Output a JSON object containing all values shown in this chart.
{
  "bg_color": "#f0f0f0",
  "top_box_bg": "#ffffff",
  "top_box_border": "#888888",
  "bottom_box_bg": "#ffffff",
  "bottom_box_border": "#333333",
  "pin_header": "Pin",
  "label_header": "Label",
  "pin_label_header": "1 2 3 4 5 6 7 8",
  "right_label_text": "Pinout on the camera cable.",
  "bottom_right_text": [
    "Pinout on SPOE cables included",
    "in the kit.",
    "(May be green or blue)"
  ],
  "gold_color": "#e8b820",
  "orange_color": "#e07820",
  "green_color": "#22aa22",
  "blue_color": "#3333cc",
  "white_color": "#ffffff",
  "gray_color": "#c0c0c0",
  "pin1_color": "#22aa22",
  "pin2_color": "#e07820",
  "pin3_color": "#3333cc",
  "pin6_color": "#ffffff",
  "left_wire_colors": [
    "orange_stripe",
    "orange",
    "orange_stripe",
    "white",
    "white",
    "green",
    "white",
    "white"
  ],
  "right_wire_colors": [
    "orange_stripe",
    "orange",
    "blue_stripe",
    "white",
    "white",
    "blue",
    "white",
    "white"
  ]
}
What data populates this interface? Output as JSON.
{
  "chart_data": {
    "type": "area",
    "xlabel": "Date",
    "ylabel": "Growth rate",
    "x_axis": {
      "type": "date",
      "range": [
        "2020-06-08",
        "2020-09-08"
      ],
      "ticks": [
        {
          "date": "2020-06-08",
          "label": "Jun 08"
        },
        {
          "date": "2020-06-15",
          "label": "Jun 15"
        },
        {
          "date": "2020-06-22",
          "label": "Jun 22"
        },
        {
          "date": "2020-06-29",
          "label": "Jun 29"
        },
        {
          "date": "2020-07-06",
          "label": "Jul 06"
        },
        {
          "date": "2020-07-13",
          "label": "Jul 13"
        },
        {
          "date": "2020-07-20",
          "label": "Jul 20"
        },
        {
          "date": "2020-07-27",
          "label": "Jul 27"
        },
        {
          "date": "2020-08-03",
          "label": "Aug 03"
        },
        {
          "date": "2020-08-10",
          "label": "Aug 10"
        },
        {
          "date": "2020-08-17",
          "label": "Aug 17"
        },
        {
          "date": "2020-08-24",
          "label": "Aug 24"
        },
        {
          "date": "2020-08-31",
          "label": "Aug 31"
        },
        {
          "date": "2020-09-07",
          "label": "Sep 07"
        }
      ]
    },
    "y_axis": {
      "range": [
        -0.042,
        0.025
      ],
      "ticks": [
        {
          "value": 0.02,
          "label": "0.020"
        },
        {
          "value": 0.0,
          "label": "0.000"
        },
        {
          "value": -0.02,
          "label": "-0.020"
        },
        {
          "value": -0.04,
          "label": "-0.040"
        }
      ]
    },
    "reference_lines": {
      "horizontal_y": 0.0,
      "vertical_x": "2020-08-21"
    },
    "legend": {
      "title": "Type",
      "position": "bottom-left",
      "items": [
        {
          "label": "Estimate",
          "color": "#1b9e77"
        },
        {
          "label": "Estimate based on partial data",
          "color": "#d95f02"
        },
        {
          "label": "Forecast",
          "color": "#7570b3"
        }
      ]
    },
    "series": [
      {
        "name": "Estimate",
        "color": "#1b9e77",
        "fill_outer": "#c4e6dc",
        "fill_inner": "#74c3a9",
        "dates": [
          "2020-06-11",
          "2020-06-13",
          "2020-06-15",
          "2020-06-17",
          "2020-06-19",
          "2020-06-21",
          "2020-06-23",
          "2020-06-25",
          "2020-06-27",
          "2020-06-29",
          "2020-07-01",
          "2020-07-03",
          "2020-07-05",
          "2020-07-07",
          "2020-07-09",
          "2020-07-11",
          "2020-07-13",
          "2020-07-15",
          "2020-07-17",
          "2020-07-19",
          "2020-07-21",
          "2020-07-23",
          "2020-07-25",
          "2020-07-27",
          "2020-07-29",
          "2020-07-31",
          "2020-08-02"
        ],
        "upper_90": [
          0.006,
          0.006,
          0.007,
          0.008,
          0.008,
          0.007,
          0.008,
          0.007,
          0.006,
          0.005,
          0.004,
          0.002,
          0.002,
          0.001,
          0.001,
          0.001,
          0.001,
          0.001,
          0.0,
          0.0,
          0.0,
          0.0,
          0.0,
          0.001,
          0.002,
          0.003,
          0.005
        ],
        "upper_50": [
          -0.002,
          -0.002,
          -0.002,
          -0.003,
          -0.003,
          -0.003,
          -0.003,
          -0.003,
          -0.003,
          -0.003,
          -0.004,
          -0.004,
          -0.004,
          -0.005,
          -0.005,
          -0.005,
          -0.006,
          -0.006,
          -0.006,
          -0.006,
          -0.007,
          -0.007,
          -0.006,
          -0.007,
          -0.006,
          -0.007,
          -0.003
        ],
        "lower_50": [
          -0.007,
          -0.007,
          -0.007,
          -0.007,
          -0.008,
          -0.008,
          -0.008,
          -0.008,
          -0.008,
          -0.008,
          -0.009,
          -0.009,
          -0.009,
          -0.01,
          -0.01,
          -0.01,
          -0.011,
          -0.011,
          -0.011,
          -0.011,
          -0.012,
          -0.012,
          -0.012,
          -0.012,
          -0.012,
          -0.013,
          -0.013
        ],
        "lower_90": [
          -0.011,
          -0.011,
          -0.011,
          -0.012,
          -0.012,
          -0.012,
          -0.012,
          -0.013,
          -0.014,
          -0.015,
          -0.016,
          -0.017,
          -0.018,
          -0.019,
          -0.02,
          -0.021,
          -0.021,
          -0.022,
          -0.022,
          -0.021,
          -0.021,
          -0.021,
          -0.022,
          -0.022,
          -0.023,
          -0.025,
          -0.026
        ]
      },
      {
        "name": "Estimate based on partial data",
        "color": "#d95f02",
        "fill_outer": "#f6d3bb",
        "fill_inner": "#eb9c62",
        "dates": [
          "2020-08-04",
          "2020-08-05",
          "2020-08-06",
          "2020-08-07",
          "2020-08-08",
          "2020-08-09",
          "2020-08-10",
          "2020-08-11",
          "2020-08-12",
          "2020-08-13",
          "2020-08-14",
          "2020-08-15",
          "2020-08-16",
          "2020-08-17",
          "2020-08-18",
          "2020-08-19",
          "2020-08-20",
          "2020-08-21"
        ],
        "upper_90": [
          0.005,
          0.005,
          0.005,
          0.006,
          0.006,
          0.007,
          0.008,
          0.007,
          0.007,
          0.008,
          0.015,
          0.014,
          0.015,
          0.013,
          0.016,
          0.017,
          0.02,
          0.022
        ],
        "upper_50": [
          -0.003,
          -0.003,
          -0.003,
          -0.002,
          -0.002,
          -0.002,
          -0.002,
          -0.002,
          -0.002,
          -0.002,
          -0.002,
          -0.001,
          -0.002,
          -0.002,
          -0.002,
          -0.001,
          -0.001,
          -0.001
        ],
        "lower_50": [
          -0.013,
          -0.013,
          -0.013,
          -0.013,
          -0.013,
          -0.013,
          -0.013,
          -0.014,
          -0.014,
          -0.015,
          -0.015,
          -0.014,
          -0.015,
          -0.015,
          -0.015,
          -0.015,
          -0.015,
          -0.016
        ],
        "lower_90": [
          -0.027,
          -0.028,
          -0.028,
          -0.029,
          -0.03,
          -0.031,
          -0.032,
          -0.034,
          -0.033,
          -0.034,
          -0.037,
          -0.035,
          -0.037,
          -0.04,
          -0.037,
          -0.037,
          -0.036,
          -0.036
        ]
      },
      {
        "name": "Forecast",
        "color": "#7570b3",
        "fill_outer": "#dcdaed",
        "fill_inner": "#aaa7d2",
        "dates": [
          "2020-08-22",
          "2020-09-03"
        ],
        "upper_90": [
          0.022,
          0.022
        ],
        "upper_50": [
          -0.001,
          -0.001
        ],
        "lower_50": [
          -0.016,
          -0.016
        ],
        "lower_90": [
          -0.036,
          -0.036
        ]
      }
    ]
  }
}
════════════════════
■ **Short exercise**:
Across the records, count the lines holding the string "JSON". Give the number and stop.

■ **Result of this task**:
2